Repeat the listing in full, preserving every character.

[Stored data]
>> BEGIN
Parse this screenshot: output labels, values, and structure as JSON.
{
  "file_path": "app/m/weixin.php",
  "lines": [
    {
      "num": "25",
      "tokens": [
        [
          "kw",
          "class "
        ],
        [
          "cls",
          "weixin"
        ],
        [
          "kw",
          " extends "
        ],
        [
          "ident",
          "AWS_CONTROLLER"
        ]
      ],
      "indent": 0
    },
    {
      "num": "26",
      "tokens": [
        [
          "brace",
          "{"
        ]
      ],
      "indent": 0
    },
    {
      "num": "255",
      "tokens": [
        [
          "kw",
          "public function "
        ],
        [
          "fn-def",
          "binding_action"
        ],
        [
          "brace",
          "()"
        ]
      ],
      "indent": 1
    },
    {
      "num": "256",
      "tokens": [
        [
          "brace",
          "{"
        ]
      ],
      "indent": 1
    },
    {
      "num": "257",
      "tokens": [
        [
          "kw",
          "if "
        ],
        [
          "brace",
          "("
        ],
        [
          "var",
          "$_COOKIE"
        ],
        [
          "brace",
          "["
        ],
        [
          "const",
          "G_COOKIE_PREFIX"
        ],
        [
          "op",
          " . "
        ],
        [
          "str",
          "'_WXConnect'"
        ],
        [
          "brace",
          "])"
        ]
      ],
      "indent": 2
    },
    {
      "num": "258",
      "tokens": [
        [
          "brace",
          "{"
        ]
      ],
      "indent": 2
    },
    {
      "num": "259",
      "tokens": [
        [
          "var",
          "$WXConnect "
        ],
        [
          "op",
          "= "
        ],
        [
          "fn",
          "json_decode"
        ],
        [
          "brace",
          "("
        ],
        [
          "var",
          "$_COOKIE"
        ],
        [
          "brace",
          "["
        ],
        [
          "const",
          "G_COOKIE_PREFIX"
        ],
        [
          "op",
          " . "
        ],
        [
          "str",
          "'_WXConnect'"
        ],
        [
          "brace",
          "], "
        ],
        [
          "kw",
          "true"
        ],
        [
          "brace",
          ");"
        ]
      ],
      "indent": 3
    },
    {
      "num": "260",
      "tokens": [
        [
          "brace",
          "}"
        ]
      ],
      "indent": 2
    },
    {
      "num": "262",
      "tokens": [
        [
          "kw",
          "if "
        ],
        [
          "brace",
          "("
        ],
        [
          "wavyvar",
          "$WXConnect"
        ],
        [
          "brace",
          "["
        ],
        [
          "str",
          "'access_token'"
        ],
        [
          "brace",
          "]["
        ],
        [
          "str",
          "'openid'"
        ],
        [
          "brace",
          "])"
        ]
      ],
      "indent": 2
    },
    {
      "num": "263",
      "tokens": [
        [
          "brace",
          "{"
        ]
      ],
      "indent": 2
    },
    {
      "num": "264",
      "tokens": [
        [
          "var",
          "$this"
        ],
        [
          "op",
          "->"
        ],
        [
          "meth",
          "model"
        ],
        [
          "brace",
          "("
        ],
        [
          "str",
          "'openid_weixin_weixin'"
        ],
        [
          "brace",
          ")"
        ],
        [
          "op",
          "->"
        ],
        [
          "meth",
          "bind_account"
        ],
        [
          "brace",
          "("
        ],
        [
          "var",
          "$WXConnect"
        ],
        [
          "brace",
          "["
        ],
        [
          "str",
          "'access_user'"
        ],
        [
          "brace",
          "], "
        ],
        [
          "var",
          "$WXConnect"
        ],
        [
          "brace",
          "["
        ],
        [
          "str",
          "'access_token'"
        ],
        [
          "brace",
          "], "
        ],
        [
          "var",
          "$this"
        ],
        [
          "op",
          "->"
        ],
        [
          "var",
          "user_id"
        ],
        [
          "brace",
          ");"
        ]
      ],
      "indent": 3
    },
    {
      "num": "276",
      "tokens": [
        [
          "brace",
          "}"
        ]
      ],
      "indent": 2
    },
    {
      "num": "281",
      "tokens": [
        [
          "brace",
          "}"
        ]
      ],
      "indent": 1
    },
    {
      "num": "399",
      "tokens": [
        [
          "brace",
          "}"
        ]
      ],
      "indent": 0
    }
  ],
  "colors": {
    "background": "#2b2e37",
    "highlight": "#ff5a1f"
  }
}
>> END
# ANSWER FOR THE TASK
Parse this screenshot: output labels, values, and structure as JSON.
{
  "file_path": "app/m/weixin.php",
  "lines": [
    {
      "num": "25",
      "tokens": [
        [
          "kw",
          "class "
        ],
        [
          "cls",
          "weixin"
        ],
        [
          "kw",
          " extends "
        ],
        [
          "ident",
          "AWS_CONTROLLER"
        ]
      ],
      "indent": 0
    },
    {
      "num": "26",
      "tokens": [
        [
          "brace",
          "{"
        ]
      ],
      "indent": 0
    },
    {
      "num": "255",
      "tokens": [
        [
          "kw",
          "public function "
        ],
        [
          "fn-def",
          "binding_action"
        ],
        [
          "brace",
          "()"
        ]
      ],
      "indent": 1
    },
    {
      "num": "256",
      "tokens": [
        [
          "brace",
          "{"
        ]
      ],
      "indent": 1
    },
    {
      "num": "257",
      "tokens": [
        [
          "kw",
          "if "
        ],
        [
          "brace",
          "("
        ],
        [
          "var",
          "$_COOKIE"
        ],
        [
          "brace",
          "["
        ],
        [
          "const",
          "G_COOKIE_PREFIX"
        ],
        [
          "op",
          " . "
        ],
        [
          "str",
          "'_WXConnect'"
        ],
        [
          "brace",
          "])"
        ]
      ],
      "indent": 2
    },
    {
      "num": "258",
      "tokens": [
        [
          "brace",
          "{"
        ]
      ],
      "indent": 2
    },
    {
      "num": "259",
      "tokens": [
        [
          "var",
          "$WXConnect "
        ],
        [
          "op",
          "= "
        ],
        [
          "fn",
          "json_decode"
        ],
        [
          "brace",
          "("
        ],
        [
          "var",
          "$_COOKIE"
        ],
        [
          "brace",
          "["
        ],
        [
          "const",
          "G_COOKIE_PREFIX"
        ],
        [
          "op",
          " . "
        ],
        [
          "str",
          "'_WXConnect'"
        ],
        [
          "brace",
          "], "
        ],
        [
          "kw",
          "true"
        ],
        [
          "brace",
          ");"
        ]
      ],
      "indent": 3
    },
    {
      "num": "260",
      "tokens": [
        [
          "brace",
          "}"
        ]
      ],
      "indent": 2
    },
    {
      "num": "262",
      "tokens": [
        [
          "kw",
          "if "
        ],
        [
          "brace",
          "("
        ],
        [
          "wavyvar",
          "$WXConnect"
        ],
        [
          "brace",
          "["
        ],
        [
          "str",
          "'access_token'"
        ],
        [
          "brace",
          "]["
        ],
        [
          "str",
          "'openid'"
        ],
        [
          "brace",
          "])"
        ]
      ],
      "indent": 2
    },
    {
      "num": "263",
      "tokens": [
        [
          "brace",
          "{"
        ]
      ],
      "indent": 2
    },
    {
      "num": "264",
      "tokens": [
        [
          "var",
          "$this"
        ],
        [
          "op",
          "->"
        ],
        [
          "meth",
          "model"
        ],
        [
          "brace",
          "("
        ],
        [
          "str",
          "'openid_weixin_weixin'"
        ],
        [
          "brace",
          ")"
        ],
        [
          "op",
          "->"
        ],
        [
          "meth",
          "bind_account"
        ],
        [
          "brace",
          "("
        ],
        [
          "var",
          "$WXConnect"
        ],
        [
          "brace",
          "["
        ],
        [
          "str",
          "'access_user'"
        ],
        [
          "brace",
          "], "
        ],
        [
          "var",
          "$WXConnect"
        ],
        [
          "brace",
          "["
        ],
        [
          "str",
          "'access_token'"
        ],
        [
          "brace",
          "], "
        ],
        [
          "var",
          "$this"
        ],
        [
          "op",
          "->"
        ],
        [
          "var",
          "user_id"
        ],
        [
          "brace",
          ");"
        ]
      ],
      "indent": 3
    },
    {
      "num": "276",
      "tokens": [
        [
          "brace",
          "}"
        ]
      ],
      "indent": 2
    },
    {
      "num": "281",
      "tokens": [
        [
          "brace",
          "}"
        ]
      ],
      "indent": 1
    },
    {
      "num": "399",
      "tokens": [
        [
          "brace",
          "}"
        ]
      ],
      "indent": 0
    }
  ],
  "colors": {
    "background": "#2b2e37",
    "highlight": "#ff5a1f"
  }
}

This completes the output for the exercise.